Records
• • •

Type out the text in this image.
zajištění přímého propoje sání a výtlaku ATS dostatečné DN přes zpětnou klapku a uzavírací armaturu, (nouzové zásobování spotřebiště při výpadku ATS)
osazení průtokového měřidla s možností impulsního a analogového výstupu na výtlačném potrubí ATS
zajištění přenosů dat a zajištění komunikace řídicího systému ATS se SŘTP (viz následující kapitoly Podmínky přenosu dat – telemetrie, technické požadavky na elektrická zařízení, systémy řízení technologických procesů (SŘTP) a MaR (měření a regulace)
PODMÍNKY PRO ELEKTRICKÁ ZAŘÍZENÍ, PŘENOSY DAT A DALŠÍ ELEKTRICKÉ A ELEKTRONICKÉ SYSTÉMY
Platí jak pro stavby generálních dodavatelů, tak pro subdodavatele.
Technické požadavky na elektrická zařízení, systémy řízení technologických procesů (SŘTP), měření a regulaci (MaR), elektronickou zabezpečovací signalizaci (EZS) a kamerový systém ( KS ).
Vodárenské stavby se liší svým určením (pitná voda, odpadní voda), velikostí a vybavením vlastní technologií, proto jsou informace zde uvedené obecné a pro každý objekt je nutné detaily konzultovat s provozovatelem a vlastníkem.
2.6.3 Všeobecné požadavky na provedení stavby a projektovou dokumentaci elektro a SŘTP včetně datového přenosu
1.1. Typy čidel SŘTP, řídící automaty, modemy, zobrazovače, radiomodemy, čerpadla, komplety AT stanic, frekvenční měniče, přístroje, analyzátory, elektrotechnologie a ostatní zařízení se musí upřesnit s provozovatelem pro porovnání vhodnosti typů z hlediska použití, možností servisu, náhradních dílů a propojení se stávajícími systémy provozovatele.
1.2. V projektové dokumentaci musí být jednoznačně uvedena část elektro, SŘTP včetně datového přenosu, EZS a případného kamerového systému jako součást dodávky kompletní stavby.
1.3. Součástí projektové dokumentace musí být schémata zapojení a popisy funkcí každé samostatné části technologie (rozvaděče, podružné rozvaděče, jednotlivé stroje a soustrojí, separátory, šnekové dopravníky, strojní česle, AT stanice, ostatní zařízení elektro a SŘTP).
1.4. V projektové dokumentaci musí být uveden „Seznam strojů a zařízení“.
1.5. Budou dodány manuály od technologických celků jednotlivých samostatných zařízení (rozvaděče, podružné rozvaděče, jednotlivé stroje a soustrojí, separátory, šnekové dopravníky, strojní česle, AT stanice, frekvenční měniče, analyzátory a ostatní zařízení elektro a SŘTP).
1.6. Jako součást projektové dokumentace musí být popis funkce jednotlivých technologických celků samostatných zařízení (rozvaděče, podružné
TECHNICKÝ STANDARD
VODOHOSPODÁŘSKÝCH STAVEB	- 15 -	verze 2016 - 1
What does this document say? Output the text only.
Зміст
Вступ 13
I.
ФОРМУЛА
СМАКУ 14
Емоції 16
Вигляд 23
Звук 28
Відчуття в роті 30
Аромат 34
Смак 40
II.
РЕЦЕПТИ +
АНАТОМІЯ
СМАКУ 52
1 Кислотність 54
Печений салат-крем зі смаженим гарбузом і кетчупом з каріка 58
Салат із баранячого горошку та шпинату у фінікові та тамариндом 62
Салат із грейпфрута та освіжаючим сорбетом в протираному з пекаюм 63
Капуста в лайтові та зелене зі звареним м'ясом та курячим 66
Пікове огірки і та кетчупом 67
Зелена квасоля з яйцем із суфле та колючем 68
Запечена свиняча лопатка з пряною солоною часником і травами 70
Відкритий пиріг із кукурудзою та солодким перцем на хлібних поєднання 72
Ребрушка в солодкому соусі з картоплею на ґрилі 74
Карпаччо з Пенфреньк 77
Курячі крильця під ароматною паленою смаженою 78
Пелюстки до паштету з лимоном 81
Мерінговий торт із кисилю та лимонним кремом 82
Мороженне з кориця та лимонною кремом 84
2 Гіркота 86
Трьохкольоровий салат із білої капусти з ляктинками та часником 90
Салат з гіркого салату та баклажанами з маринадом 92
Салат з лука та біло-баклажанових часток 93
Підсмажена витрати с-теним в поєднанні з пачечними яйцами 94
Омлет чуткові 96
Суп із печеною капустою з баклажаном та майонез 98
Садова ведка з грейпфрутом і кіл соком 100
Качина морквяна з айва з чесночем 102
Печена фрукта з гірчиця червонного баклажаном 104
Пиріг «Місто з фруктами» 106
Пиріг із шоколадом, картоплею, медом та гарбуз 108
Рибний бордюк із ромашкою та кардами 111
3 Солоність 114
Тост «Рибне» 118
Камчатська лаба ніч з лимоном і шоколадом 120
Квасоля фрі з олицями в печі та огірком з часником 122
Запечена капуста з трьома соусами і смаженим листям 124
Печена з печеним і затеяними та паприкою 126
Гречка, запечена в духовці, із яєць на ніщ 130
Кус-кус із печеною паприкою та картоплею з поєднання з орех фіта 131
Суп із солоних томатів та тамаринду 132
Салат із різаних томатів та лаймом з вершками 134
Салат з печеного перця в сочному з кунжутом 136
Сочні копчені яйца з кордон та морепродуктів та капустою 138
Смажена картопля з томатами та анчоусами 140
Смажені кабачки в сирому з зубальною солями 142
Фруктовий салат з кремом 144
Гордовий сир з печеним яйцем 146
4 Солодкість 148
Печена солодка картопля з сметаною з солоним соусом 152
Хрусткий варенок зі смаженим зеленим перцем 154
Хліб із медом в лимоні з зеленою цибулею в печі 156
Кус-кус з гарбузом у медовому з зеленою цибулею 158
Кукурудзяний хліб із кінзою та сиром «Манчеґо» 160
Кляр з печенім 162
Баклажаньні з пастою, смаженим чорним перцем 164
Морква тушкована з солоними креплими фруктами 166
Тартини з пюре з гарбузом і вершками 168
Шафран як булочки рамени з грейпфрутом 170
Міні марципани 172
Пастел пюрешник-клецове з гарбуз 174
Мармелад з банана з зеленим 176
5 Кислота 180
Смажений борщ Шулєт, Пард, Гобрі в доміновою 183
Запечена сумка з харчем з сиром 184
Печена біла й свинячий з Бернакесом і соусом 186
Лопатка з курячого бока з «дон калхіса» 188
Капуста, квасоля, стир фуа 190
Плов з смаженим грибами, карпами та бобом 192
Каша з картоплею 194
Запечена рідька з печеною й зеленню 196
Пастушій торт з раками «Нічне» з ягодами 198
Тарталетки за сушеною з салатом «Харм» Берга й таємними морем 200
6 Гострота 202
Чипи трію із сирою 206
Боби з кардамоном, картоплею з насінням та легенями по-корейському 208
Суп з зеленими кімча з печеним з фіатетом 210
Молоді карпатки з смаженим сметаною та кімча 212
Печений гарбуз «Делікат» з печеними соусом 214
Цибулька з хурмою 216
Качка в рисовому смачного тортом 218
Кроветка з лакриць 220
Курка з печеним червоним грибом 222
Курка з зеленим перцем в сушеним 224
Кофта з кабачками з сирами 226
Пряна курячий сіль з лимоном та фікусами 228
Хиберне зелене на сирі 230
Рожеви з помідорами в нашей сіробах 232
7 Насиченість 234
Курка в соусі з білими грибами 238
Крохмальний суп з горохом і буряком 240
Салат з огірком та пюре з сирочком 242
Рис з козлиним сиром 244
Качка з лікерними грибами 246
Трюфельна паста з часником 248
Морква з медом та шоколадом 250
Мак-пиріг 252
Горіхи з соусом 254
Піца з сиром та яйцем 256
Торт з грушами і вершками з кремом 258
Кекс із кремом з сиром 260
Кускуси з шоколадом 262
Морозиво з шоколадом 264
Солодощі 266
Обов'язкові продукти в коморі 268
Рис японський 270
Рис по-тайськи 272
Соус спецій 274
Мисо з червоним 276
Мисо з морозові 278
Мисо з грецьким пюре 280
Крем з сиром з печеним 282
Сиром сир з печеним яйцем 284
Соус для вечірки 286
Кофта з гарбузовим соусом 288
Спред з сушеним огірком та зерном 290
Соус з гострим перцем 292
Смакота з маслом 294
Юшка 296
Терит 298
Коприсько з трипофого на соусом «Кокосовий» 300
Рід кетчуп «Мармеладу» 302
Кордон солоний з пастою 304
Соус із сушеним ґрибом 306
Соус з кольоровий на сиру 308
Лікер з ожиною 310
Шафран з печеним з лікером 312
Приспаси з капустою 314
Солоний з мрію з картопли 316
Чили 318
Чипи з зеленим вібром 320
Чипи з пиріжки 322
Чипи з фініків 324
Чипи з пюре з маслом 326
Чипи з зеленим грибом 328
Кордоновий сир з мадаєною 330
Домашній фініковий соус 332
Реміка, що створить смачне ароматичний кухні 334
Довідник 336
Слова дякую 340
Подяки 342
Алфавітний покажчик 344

• • •

Filter the records down to the lines that contain the string "капустою", and copy those lines.

# ANSWER TO THIS TASK
Суп із печеною капустою з баклажаном та майонез 98
Сочні копчені яйца з кордон та морепродуктів та капустою 138
Приспаси з капустою 314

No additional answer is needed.